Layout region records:
>> BEGIN

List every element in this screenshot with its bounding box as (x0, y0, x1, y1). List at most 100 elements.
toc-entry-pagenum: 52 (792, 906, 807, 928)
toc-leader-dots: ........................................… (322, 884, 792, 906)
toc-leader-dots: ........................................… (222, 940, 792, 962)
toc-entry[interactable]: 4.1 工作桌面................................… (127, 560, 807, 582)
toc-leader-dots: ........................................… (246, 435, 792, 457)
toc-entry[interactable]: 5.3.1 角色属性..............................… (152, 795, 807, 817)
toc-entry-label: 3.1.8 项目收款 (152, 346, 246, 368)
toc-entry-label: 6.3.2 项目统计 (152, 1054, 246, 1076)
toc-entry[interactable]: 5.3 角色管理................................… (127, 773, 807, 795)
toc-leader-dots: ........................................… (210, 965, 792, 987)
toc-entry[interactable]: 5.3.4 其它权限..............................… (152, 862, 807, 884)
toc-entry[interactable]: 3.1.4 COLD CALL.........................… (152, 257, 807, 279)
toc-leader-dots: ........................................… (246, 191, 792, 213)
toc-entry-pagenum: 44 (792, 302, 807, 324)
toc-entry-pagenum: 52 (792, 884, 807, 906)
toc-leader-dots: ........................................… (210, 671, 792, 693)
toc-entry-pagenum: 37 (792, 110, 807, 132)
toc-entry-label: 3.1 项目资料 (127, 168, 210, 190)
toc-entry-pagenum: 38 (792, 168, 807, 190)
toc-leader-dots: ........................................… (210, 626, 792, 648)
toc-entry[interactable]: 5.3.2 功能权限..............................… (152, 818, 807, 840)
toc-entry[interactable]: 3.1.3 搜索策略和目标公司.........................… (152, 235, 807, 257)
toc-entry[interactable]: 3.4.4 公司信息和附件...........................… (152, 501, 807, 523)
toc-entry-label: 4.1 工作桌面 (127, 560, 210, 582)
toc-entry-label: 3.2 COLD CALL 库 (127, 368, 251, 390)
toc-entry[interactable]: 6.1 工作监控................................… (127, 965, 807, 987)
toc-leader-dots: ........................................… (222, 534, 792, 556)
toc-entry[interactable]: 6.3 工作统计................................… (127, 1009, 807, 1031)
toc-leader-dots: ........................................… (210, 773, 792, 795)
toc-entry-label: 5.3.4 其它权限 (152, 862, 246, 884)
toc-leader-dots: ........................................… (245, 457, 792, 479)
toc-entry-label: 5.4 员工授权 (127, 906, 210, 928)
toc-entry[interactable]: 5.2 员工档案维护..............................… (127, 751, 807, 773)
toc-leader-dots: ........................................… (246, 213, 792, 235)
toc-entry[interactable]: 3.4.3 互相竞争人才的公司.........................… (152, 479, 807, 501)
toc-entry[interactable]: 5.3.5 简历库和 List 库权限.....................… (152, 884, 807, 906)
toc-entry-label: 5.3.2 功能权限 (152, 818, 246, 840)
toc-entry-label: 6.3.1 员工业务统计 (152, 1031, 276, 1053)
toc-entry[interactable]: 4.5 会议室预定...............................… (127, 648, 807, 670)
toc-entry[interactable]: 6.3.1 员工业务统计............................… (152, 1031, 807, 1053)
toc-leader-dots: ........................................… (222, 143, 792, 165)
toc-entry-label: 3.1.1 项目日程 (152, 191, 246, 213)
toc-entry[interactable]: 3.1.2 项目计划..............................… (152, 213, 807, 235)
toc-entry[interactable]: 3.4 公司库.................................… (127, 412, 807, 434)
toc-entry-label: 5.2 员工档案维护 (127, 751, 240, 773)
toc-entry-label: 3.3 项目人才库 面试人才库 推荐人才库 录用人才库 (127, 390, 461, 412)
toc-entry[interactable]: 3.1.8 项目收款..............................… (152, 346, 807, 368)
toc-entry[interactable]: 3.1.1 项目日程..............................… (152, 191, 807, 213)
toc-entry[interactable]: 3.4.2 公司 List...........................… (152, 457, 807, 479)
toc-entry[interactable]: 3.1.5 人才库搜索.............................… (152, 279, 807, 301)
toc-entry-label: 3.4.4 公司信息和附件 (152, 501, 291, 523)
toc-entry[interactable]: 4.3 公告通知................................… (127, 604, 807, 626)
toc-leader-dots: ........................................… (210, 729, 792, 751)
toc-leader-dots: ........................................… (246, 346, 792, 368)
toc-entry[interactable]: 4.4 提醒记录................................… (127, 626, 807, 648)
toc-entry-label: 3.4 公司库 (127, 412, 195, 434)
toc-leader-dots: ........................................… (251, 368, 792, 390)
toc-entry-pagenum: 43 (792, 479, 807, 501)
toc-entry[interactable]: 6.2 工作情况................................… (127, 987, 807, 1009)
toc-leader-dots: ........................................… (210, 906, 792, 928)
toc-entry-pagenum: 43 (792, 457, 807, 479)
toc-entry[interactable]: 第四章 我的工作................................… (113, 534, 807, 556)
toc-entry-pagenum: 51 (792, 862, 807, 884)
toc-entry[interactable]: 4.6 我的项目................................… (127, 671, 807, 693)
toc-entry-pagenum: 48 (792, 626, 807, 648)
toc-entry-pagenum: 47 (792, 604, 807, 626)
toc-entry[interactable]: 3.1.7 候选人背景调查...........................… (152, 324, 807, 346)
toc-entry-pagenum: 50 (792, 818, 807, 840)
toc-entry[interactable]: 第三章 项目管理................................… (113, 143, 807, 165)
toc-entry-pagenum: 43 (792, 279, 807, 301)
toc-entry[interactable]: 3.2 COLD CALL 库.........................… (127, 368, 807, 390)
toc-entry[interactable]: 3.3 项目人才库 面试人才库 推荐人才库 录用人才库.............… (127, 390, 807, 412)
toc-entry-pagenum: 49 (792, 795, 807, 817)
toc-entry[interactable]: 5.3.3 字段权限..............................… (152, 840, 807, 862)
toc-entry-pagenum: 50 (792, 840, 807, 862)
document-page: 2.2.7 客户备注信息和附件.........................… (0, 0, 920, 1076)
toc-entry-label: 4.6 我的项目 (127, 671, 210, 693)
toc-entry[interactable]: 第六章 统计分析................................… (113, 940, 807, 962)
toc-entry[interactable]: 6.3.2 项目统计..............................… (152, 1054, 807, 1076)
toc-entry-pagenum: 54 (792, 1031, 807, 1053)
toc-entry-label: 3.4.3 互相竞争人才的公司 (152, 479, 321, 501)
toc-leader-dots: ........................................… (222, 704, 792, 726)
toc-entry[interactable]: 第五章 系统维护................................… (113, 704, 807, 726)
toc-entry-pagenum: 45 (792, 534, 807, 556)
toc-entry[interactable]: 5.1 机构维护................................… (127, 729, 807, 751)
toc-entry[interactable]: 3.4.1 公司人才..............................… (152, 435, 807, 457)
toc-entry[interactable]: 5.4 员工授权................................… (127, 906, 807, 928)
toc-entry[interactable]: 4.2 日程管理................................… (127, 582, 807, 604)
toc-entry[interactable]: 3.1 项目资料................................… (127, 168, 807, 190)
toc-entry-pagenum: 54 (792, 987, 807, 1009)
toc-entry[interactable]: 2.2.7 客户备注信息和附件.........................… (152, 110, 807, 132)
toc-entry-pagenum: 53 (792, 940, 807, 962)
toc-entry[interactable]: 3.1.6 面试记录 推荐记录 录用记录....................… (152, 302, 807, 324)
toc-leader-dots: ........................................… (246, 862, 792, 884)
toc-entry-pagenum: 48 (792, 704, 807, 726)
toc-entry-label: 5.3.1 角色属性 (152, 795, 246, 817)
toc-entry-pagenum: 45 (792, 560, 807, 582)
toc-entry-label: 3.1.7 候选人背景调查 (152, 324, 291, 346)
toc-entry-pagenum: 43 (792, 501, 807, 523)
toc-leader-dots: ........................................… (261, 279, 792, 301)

>> END

Copy every line of the records above without a single change.

* _FINAL RESULT_:
List every element in this screenshot with its bounding box as (x0, y0, x1, y1). List at most 100 elements.
toc-entry-pagenum: 52 (792, 906, 807, 928)
toc-leader-dots: ........................................… (322, 884, 792, 906)
toc-leader-dots: ........................................… (222, 940, 792, 962)
toc-entry[interactable]: 4.1 工作桌面................................… (127, 560, 807, 582)
toc-leader-dots: ........................................… (246, 435, 792, 457)
toc-entry[interactable]: 5.3.1 角色属性..............................… (152, 795, 807, 817)
toc-entry-label: 3.1.8 项目收款 (152, 346, 246, 368)
toc-entry-label: 6.3.2 项目统计 (152, 1054, 246, 1076)
toc-entry[interactable]: 5.3 角色管理................................… (127, 773, 807, 795)
toc-leader-dots: ........................................… (210, 965, 792, 987)
toc-entry[interactable]: 5.3.4 其它权限..............................… (152, 862, 807, 884)
toc-entry[interactable]: 3.1.4 COLD CALL.........................… (152, 257, 807, 279)
toc-leader-dots: ........................................… (246, 191, 792, 213)
toc-entry-pagenum: 44 (792, 302, 807, 324)
toc-entry-pagenum: 52 (792, 884, 807, 906)
toc-leader-dots: ........................................… (210, 671, 792, 693)
toc-entry-pagenum: 37 (792, 110, 807, 132)
toc-entry-label: 3.1 项目资料 (127, 168, 210, 190)
toc-entry-pagenum: 38 (792, 168, 807, 190)
toc-leader-dots: ........................................… (210, 626, 792, 648)
toc-entry[interactable]: 5.3.2 功能权限..............................… (152, 818, 807, 840)
toc-entry[interactable]: 3.1.3 搜索策略和目标公司.........................… (152, 235, 807, 257)
toc-entry[interactable]: 3.4.4 公司信息和附件...........................… (152, 501, 807, 523)
toc-entry-label: 4.1 工作桌面 (127, 560, 210, 582)
toc-entry-label: 3.2 COLD CALL 库 (127, 368, 251, 390)
toc-entry[interactable]: 6.1 工作监控................................… (127, 965, 807, 987)
toc-leader-dots: ........................................… (222, 534, 792, 556)
toc-entry[interactable]: 6.3 工作统计................................… (127, 1009, 807, 1031)
toc-leader-dots: ........................................… (210, 773, 792, 795)
toc-entry-label: 5.3.4 其它权限 (152, 862, 246, 884)
toc-leader-dots: ........................................… (245, 457, 792, 479)
toc-entry-label: 5.4 员工授权 (127, 906, 210, 928)
toc-entry[interactable]: 5.2 员工档案维护..............................… (127, 751, 807, 773)
toc-leader-dots: ........................................… (246, 213, 792, 235)
toc-entry[interactable]: 3.4.3 互相竞争人才的公司.........................… (152, 479, 807, 501)
toc-entry[interactable]: 5.3.5 简历库和 List 库权限.....................… (152, 884, 807, 906)
toc-entry-label: 5.3.2 功能权限 (152, 818, 246, 840)
toc-entry-label: 6.3.1 员工业务统计 (152, 1031, 276, 1053)
toc-entry[interactable]: 4.5 会议室预定...............................… (127, 648, 807, 670)
toc-entry[interactable]: 6.3.1 员工业务统计............................… (152, 1031, 807, 1053)
toc-leader-dots: ........................................… (222, 143, 792, 165)
toc-entry-label: 3.1.1 项目日程 (152, 191, 246, 213)
toc-entry[interactable]: 3.1.2 项目计划..............................… (152, 213, 807, 235)
toc-entry[interactable]: 3.4 公司库.................................… (127, 412, 807, 434)
toc-entry-label: 5.2 员工档案维护 (127, 751, 240, 773)
toc-entry-label: 3.3 项目人才库 面试人才库 推荐人才库 录用人才库 (127, 390, 461, 412)
toc-entry[interactable]: 3.1.8 项目收款..............................… (152, 346, 807, 368)
toc-entry[interactable]: 3.1.1 项目日程..............................… (152, 191, 807, 213)
toc-entry[interactable]: 3.4.2 公司 List...........................… (152, 457, 807, 479)
toc-entry[interactable]: 3.1.5 人才库搜索.............................… (152, 279, 807, 301)
toc-entry-label: 3.4.4 公司信息和附件 (152, 501, 291, 523)
toc-entry[interactable]: 4.3 公告通知................................… (127, 604, 807, 626)
toc-leader-dots: ........................................… (210, 729, 792, 751)
toc-leader-dots: ........................................… (246, 346, 792, 368)
toc-entry[interactable]: 4.4 提醒记录................................… (127, 626, 807, 648)
toc-entry-label: 3.4 公司库 (127, 412, 195, 434)
toc-leader-dots: ........................................… (251, 368, 792, 390)
toc-entry-pagenum: 43 (792, 479, 807, 501)
toc-entry[interactable]: 6.2 工作情况................................… (127, 987, 807, 1009)
toc-leader-dots: ........................................… (210, 906, 792, 928)
toc-entry-pagenum: 43 (792, 457, 807, 479)
toc-entry[interactable]: 第四章 我的工作................................… (113, 534, 807, 556)
toc-entry-pagenum: 51 (792, 862, 807, 884)
toc-entry[interactable]: 4.6 我的项目................................… (127, 671, 807, 693)
toc-entry-pagenum: 48 (792, 626, 807, 648)
toc-entry-pagenum: 47 (792, 604, 807, 626)
toc-entry[interactable]: 3.1.7 候选人背景调查...........................… (152, 324, 807, 346)
toc-entry-pagenum: 50 (792, 818, 807, 840)
toc-entry[interactable]: 第三章 项目管理................................… (113, 143, 807, 165)
toc-entry-pagenum: 43 (792, 279, 807, 301)
toc-entry[interactable]: 3.2 COLD CALL 库.........................… (127, 368, 807, 390)
toc-entry[interactable]: 3.3 项目人才库 面试人才库 推荐人才库 录用人才库.............… (127, 390, 807, 412)
toc-entry-pagenum: 49 (792, 795, 807, 817)
toc-entry[interactable]: 5.3.3 字段权限..............................… (152, 840, 807, 862)
toc-entry-pagenum: 50 (792, 840, 807, 862)
document-page: 2.2.7 客户备注信息和附件.........................… (0, 0, 920, 1076)
toc-entry-label: 4.6 我的项目 (127, 671, 210, 693)
toc-entry[interactable]: 第六章 统计分析................................… (113, 940, 807, 962)
toc-entry[interactable]: 6.3.2 项目统计..............................… (152, 1054, 807, 1076)
toc-entry-pagenum: 54 (792, 1031, 807, 1053)
toc-entry-label: 3.4.3 互相竞争人才的公司 (152, 479, 321, 501)
toc-leader-dots: ........................................… (222, 704, 792, 726)
toc-entry[interactable]: 第五章 系统维护................................… (113, 704, 807, 726)
toc-entry-pagenum: 45 (792, 534, 807, 556)
toc-entry[interactable]: 5.1 机构维护................................… (127, 729, 807, 751)
toc-entry[interactable]: 3.4.1 公司人才..............................… (152, 435, 807, 457)
toc-entry[interactable]: 5.4 员工授权................................… (127, 906, 807, 928)
toc-entry[interactable]: 4.2 日程管理................................… (127, 582, 807, 604)
toc-entry[interactable]: 3.1 项目资料................................… (127, 168, 807, 190)
toc-entry-pagenum: 54 (792, 987, 807, 1009)
toc-entry[interactable]: 2.2.7 客户备注信息和附件.........................… (152, 110, 807, 132)
toc-entry-pagenum: 53 (792, 940, 807, 962)
toc-entry[interactable]: 3.1.6 面试记录 推荐记录 录用记录....................… (152, 302, 807, 324)
toc-leader-dots: ........................................… (246, 862, 792, 884)
toc-entry-pagenum: 48 (792, 704, 807, 726)
toc-entry-label: 5.3.1 角色属性 (152, 795, 246, 817)
toc-entry-pagenum: 45 (792, 560, 807, 582)
toc-entry-label: 3.1.7 候选人背景调查 (152, 324, 291, 346)
toc-entry-pagenum: 43 (792, 501, 807, 523)
toc-leader-dots: ........................................… (261, 279, 792, 301)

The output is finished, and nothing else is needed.